Wherever the string "marker" appears in a line, extract that line.
***** INPUT *****
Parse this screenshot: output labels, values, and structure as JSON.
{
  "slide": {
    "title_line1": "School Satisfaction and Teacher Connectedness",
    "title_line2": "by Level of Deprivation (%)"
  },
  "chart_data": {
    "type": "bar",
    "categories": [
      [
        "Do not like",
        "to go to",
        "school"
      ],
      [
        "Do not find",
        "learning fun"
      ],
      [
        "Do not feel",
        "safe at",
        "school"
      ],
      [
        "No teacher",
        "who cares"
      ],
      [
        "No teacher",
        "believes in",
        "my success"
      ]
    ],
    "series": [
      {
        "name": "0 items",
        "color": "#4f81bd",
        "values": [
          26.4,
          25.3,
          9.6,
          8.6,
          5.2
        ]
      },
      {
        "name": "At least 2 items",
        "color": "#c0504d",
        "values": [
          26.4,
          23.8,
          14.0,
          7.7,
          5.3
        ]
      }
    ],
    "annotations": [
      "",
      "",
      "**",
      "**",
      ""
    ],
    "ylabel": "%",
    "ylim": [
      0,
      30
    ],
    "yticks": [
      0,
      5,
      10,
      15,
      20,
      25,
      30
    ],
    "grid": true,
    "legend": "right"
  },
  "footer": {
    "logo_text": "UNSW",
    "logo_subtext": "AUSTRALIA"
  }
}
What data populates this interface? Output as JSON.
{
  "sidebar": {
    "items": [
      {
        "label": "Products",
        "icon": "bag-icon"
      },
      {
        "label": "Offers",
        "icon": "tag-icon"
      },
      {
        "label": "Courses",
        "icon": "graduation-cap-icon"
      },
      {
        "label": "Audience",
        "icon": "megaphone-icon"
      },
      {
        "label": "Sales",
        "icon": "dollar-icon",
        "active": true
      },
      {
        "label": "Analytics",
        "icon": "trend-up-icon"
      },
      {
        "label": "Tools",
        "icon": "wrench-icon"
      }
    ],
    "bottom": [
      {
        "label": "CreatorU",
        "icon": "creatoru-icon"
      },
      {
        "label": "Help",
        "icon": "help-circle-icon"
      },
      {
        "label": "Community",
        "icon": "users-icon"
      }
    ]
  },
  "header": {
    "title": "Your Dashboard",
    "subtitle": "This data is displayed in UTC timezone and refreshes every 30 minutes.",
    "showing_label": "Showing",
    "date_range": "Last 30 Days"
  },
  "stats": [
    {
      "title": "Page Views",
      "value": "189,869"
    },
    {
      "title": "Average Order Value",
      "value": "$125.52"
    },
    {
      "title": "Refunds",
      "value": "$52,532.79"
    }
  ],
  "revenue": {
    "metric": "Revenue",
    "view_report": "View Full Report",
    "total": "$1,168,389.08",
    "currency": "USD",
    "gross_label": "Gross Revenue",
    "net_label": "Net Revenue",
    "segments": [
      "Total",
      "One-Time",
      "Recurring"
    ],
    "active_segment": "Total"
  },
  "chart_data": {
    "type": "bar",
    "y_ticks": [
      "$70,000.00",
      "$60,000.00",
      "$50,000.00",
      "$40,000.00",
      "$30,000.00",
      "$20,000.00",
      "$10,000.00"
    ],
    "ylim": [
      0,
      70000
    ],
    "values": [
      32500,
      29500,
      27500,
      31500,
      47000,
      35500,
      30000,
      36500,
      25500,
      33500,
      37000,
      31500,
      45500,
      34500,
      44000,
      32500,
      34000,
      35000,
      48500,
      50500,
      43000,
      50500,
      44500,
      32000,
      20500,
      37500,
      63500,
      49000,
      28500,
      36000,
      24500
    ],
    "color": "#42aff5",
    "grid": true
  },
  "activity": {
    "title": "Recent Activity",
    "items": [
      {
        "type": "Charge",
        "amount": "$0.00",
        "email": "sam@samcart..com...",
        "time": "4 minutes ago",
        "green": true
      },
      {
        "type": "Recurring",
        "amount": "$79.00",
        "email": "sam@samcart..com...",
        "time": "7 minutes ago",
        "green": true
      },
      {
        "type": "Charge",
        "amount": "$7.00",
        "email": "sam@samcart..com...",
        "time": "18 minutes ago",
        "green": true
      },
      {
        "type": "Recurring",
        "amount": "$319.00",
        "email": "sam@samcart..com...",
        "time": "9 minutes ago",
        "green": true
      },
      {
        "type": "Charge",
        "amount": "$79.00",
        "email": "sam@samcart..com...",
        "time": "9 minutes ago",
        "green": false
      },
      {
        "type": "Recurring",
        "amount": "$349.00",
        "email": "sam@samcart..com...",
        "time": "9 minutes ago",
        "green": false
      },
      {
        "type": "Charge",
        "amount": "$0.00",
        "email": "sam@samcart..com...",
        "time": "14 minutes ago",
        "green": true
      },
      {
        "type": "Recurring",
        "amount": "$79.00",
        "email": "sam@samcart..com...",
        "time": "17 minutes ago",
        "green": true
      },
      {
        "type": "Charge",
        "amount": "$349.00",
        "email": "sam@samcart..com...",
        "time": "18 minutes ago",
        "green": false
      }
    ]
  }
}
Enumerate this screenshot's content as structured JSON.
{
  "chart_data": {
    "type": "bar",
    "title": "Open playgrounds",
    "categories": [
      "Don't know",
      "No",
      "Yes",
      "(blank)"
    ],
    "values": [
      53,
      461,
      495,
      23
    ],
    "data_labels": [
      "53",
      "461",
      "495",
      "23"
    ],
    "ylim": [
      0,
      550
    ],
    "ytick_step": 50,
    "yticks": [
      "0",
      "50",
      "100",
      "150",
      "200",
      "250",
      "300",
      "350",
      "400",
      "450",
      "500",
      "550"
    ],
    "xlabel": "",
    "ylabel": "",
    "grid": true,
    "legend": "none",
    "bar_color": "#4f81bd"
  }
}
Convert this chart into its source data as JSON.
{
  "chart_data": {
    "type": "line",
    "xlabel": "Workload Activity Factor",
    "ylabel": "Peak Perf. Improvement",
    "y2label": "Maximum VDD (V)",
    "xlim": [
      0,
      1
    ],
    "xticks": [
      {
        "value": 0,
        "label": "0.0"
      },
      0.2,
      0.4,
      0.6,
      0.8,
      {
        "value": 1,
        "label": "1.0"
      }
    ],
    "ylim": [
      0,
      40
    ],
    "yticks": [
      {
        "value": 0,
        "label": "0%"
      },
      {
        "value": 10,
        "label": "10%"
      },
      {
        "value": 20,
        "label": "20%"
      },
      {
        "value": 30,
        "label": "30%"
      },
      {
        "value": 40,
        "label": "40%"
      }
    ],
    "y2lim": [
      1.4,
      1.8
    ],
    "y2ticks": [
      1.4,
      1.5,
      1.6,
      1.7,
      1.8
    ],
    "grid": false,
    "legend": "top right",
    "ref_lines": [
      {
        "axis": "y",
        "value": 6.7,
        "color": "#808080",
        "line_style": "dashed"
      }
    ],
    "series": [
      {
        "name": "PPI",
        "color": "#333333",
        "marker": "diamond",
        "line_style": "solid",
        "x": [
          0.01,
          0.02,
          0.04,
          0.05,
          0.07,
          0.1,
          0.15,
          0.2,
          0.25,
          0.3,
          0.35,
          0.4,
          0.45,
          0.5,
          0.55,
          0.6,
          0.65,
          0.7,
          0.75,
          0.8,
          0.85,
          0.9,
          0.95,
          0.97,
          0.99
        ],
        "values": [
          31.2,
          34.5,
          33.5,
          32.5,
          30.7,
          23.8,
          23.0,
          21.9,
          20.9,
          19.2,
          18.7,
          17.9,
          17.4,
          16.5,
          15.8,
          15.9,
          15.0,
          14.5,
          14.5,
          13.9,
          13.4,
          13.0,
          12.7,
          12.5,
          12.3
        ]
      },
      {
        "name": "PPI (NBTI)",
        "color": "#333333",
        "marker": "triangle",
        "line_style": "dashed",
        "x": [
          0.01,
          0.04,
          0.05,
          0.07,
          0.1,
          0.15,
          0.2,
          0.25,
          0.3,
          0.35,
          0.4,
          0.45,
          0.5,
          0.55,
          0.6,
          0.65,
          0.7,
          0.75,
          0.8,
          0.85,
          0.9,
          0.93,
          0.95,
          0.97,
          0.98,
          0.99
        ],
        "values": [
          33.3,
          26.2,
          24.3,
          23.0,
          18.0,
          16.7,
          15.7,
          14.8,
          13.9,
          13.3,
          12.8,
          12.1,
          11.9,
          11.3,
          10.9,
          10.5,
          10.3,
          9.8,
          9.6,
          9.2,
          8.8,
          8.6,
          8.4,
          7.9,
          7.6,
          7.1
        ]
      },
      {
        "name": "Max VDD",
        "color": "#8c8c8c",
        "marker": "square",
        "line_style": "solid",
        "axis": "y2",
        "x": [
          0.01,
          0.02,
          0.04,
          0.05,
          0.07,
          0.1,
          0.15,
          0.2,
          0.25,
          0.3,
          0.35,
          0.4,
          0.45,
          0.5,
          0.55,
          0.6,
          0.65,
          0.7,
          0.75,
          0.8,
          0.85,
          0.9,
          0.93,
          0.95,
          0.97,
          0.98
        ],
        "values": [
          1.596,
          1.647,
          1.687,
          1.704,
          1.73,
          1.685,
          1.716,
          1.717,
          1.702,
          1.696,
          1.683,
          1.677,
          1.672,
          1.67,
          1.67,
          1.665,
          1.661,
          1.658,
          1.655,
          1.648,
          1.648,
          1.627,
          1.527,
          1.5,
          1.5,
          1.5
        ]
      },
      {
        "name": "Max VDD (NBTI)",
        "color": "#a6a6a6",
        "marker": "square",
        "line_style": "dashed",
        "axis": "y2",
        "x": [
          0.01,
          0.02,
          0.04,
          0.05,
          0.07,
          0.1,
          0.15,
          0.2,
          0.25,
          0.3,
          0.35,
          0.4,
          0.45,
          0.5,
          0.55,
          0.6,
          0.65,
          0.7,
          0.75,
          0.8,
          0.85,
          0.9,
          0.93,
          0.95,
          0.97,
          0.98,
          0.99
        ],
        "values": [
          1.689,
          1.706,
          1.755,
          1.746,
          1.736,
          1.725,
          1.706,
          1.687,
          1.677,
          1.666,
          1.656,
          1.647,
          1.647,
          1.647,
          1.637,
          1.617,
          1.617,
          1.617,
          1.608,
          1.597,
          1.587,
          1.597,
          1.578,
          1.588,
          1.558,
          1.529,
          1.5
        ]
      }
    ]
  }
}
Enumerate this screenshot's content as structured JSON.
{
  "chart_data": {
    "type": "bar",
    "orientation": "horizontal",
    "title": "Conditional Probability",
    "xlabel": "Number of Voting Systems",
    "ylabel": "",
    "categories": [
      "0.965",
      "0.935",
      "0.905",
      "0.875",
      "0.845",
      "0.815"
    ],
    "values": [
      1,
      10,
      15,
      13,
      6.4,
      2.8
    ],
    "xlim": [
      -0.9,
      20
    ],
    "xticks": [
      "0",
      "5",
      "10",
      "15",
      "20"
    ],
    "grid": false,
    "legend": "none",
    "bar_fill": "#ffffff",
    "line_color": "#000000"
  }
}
*****
> WRITTEN RESPONSE:
        "marker": "diamond",
        "marker": "triangle",
        "marker": "square",
        "marker": "square",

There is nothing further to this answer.